**DIRECTION:** Return each line of the records holding the string "Requisition".

**TASK INPUT:**
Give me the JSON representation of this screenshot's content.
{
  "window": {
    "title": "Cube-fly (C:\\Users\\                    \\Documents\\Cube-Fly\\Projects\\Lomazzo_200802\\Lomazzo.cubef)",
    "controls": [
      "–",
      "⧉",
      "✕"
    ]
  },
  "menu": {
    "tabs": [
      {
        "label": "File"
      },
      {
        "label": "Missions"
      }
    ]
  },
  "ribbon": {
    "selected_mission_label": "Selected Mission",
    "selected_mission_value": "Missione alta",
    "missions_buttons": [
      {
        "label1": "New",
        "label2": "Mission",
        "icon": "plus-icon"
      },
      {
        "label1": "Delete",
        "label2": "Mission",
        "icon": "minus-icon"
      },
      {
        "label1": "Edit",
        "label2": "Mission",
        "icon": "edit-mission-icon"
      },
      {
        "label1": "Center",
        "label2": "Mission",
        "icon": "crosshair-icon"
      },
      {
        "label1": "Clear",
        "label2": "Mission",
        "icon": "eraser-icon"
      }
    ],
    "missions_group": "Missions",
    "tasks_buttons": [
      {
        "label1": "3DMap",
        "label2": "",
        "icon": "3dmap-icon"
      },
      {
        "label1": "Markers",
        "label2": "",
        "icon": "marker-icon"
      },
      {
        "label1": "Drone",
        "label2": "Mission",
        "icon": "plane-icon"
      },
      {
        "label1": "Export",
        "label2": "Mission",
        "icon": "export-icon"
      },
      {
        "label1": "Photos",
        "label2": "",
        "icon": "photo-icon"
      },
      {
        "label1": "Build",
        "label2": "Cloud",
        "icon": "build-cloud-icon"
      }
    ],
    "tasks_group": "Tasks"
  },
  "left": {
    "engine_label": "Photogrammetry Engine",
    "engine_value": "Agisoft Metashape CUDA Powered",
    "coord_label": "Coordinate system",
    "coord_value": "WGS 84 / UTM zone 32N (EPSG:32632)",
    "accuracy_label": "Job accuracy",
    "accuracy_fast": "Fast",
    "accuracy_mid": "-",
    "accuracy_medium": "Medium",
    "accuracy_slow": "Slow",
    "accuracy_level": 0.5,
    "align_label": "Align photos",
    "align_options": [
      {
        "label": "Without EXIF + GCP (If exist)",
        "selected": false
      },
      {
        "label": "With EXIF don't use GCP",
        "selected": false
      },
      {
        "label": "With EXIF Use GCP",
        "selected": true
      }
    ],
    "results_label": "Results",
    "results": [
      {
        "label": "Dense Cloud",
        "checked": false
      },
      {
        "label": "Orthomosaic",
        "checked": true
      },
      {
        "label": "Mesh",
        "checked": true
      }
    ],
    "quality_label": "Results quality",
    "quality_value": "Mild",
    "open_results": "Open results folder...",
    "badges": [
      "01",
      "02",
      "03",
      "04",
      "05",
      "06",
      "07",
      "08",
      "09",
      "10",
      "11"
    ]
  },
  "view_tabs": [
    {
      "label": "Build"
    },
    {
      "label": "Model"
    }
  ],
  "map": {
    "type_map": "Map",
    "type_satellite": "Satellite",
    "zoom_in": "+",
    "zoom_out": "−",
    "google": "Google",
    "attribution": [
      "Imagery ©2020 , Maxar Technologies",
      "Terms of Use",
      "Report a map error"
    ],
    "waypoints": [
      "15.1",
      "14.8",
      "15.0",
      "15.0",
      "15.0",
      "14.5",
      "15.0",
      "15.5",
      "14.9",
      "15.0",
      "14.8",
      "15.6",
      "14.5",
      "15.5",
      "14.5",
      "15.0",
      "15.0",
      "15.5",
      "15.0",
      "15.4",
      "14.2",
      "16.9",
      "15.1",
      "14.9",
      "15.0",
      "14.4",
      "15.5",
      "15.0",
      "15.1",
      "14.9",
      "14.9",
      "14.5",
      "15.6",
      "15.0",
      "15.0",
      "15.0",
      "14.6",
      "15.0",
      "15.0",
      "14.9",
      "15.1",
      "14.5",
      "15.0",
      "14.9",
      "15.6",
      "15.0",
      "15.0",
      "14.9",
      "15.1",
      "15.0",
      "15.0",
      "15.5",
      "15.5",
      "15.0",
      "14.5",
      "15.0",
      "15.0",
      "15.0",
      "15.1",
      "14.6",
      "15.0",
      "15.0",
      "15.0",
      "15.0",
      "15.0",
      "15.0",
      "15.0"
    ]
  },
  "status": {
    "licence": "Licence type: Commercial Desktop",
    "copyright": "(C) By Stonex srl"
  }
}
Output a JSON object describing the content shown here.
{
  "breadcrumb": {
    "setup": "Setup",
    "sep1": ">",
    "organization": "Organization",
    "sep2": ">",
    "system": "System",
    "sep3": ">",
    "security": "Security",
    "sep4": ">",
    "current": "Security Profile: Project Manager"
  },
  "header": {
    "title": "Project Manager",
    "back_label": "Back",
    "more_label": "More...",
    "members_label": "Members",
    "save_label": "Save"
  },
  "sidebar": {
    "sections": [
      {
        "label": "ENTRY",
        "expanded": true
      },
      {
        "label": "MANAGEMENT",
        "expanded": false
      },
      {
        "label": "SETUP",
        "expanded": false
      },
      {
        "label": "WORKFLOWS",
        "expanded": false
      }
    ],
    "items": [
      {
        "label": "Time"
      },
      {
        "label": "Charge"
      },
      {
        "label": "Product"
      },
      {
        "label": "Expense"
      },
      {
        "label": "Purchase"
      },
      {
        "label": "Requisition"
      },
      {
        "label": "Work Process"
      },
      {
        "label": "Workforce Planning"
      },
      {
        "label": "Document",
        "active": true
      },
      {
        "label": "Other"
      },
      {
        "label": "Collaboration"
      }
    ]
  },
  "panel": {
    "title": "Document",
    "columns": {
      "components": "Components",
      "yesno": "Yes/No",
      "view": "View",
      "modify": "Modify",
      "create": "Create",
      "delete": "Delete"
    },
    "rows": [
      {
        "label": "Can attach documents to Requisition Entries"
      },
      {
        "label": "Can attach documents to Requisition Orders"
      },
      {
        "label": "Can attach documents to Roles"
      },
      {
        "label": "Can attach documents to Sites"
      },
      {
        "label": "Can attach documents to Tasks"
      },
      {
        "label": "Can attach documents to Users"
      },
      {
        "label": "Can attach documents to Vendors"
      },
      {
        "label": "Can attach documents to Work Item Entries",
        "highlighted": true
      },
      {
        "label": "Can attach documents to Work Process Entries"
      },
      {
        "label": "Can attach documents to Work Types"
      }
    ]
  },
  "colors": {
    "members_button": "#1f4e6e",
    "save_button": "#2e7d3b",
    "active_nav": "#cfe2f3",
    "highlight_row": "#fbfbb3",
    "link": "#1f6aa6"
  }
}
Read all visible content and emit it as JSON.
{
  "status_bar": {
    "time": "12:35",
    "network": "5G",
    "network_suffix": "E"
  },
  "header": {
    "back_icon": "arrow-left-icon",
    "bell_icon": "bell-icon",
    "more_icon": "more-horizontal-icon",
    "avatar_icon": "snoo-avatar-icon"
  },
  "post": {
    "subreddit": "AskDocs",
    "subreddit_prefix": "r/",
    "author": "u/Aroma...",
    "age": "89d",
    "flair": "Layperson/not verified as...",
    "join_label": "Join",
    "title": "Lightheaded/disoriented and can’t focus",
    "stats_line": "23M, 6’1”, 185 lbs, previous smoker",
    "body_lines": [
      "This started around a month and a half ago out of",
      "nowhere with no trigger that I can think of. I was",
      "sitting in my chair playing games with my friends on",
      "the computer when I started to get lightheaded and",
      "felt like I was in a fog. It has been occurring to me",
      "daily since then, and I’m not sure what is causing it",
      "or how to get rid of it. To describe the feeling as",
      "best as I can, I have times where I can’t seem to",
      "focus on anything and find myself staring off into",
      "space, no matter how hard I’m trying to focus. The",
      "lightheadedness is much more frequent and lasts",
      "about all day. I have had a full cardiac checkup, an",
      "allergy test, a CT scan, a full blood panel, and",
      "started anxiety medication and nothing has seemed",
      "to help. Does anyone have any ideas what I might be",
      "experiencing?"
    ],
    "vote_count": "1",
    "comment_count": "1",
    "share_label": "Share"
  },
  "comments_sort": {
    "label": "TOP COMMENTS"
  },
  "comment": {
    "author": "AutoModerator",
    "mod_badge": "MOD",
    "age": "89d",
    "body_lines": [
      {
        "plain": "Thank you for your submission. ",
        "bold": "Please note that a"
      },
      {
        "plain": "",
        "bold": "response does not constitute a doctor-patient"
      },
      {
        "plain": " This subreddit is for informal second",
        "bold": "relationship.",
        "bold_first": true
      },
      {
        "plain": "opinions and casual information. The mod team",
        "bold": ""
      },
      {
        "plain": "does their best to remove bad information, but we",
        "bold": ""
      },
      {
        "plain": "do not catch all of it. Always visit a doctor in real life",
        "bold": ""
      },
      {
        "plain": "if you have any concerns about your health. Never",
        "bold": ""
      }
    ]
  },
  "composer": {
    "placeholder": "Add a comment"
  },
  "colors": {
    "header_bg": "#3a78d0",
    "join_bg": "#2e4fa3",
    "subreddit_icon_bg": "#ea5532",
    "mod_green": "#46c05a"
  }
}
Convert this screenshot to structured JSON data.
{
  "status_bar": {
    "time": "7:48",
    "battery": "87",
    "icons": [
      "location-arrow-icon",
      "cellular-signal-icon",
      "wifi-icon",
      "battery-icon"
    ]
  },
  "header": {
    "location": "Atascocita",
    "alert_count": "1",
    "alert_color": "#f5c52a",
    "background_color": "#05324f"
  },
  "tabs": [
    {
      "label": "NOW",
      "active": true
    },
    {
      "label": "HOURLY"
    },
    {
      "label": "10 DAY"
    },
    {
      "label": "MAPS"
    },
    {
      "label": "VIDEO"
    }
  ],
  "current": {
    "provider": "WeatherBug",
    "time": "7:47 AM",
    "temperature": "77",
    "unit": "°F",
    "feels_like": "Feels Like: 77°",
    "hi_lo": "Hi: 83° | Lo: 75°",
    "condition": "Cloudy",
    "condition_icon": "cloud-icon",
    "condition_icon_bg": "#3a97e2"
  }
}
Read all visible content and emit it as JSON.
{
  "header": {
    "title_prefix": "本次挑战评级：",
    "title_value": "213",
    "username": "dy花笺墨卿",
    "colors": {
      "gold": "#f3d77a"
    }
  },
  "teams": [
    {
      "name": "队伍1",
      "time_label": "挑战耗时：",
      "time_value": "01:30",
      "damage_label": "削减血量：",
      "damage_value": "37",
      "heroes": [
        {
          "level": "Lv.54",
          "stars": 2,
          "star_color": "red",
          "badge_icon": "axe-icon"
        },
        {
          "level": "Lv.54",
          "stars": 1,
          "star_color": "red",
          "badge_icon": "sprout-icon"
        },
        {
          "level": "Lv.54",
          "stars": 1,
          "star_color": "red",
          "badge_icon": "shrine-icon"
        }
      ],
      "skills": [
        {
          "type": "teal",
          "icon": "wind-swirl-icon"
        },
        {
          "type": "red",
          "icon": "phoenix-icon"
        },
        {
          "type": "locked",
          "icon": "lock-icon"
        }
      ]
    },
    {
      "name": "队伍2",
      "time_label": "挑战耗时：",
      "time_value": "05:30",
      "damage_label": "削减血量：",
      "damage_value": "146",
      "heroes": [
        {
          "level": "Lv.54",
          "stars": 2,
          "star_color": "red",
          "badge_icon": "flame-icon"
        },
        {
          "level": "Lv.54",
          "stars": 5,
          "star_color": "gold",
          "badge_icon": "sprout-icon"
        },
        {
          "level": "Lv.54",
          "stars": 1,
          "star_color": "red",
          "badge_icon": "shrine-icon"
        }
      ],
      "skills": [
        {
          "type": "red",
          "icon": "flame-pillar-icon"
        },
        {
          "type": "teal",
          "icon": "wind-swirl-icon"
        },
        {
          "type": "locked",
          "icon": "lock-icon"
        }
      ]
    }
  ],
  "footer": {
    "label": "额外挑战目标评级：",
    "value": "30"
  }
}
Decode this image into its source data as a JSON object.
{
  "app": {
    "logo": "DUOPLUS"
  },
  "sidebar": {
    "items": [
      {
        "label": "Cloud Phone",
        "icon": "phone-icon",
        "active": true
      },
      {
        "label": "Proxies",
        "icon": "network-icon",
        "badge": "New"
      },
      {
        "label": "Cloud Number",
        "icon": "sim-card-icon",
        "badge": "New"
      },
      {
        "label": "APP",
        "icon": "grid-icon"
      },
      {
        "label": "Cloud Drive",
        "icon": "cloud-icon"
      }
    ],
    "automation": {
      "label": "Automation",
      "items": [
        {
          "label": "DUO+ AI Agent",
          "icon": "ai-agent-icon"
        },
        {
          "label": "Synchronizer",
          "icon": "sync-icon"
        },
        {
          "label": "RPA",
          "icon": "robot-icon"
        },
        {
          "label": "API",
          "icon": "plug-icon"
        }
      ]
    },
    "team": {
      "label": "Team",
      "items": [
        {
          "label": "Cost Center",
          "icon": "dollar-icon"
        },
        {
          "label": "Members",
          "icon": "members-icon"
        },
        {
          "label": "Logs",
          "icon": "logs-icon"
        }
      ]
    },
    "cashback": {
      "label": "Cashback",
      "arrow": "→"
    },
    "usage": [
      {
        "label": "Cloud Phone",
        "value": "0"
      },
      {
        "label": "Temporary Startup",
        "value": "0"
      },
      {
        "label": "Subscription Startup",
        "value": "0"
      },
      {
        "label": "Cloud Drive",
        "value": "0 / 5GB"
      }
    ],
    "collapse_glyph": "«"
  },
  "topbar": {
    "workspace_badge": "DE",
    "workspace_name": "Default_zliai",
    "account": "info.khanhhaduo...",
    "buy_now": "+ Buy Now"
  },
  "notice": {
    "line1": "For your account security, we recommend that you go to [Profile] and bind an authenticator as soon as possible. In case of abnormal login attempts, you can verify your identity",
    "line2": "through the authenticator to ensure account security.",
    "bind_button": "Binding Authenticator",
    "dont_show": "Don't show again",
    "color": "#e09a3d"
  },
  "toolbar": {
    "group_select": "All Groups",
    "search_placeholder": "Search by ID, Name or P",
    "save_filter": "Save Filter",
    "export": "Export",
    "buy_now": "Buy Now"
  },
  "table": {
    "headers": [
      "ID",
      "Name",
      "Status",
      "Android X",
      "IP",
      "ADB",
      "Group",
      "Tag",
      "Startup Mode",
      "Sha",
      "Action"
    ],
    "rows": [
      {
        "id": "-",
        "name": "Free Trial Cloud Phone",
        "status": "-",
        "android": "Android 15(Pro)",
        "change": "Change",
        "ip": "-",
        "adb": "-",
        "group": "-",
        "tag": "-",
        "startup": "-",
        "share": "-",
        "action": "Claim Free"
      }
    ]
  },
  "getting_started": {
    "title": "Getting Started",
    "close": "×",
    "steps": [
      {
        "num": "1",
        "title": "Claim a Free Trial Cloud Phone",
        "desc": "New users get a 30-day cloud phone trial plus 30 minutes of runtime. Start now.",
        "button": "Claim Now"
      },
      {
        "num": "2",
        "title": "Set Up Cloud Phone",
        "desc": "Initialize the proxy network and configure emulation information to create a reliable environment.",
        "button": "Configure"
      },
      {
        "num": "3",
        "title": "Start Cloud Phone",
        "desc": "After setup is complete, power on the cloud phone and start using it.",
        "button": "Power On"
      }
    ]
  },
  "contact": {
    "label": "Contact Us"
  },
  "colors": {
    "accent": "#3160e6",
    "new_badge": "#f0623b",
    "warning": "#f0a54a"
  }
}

**RESULT BELOW:**
        "label": "Requisition"
        "label": "Can attach documents to Requisition Entries"
        "label": "Can attach documents to Requisition Orders"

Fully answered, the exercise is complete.